Short exercise | What number of lines contain the word "values"? Reply with the number and nothing else.

[Figure dataset records]
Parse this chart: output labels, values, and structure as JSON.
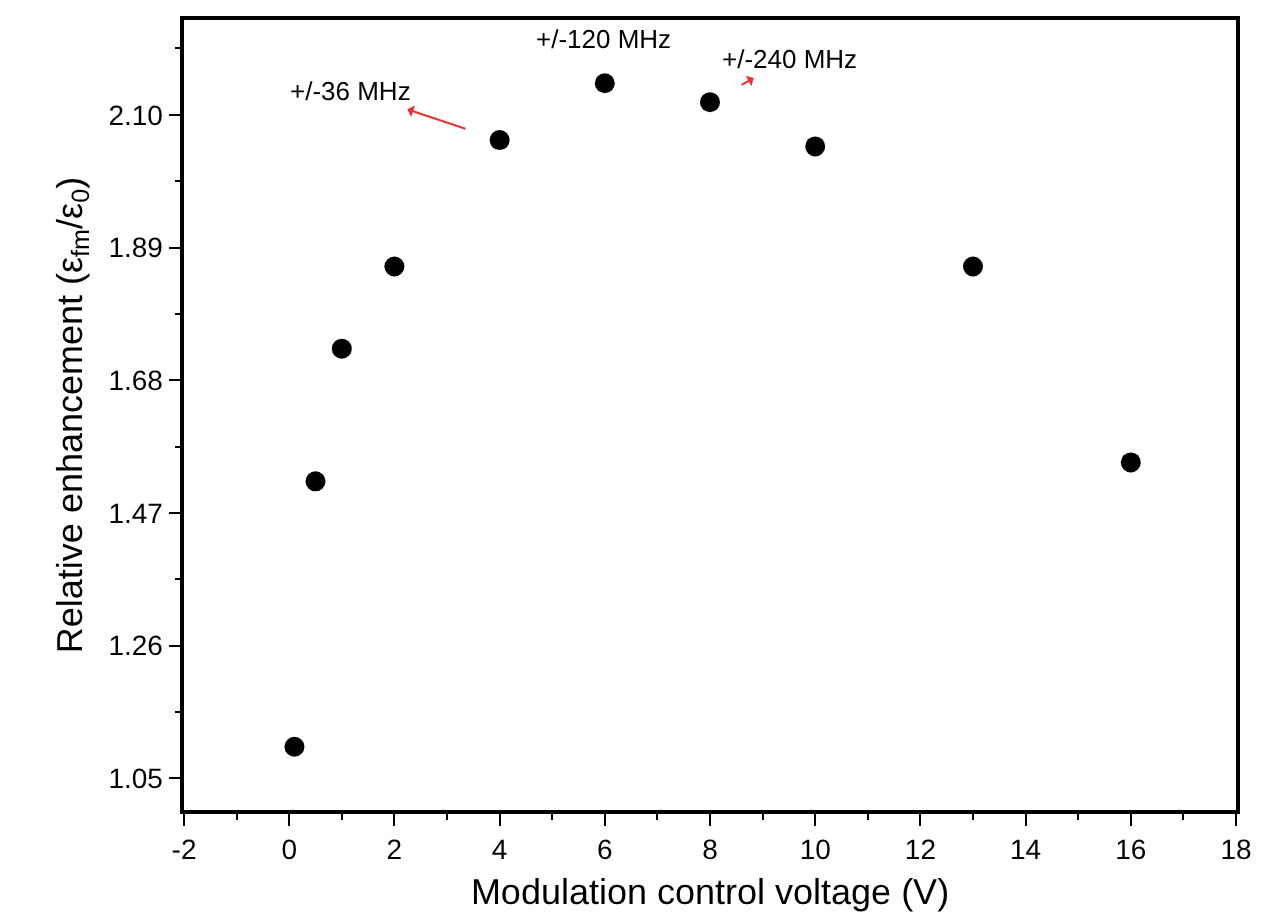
{
  "chart_data": {
    "type": "scatter",
    "xlabel": "Modulation control voltage (V)",
    "ylabel": "Relative enhancement (ε$_{fm}$/ε$_{0}$)",
    "x": [
      0.1,
      0.5,
      1,
      2,
      4,
      6,
      8,
      10,
      13,
      16
    ],
    "series": [
      {
        "color": "#000000",
        "values": [
          1.1,
          1.52,
          1.73,
          1.86,
          2.06,
          2.15,
          2.12,
          2.05,
          1.86,
          1.55
        ]
      }
    ],
    "xlim": [
      -2,
      18
    ],
    "xticks": [
      -2,
      0,
      2,
      4,
      6,
      8,
      10,
      12,
      14,
      16,
      18
    ],
    "ylim": [
      1.0,
      2.25
    ],
    "yticks": [
      {
        "value": 1.05,
        "label": "1.05"
      },
      {
        "value": 1.26,
        "label": "1.26"
      },
      {
        "value": 1.47,
        "label": "1.47"
      },
      {
        "value": 1.68,
        "label": "1.68"
      },
      {
        "value": 1.89,
        "label": "1.89"
      },
      {
        "value": 2.1,
        "label": "2.10"
      }
    ],
    "marker": "circle",
    "annotations": [
      {
        "text": "+/-36 MHz",
        "x": 4,
        "y": 2.06
      },
      {
        "text": "+/-120 MHz",
        "x": 6,
        "y": 2.15
      },
      {
        "text": "+/-240 MHz",
        "x": 8,
        "y": 2.12
      }
    ]
  }
}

Reply | 2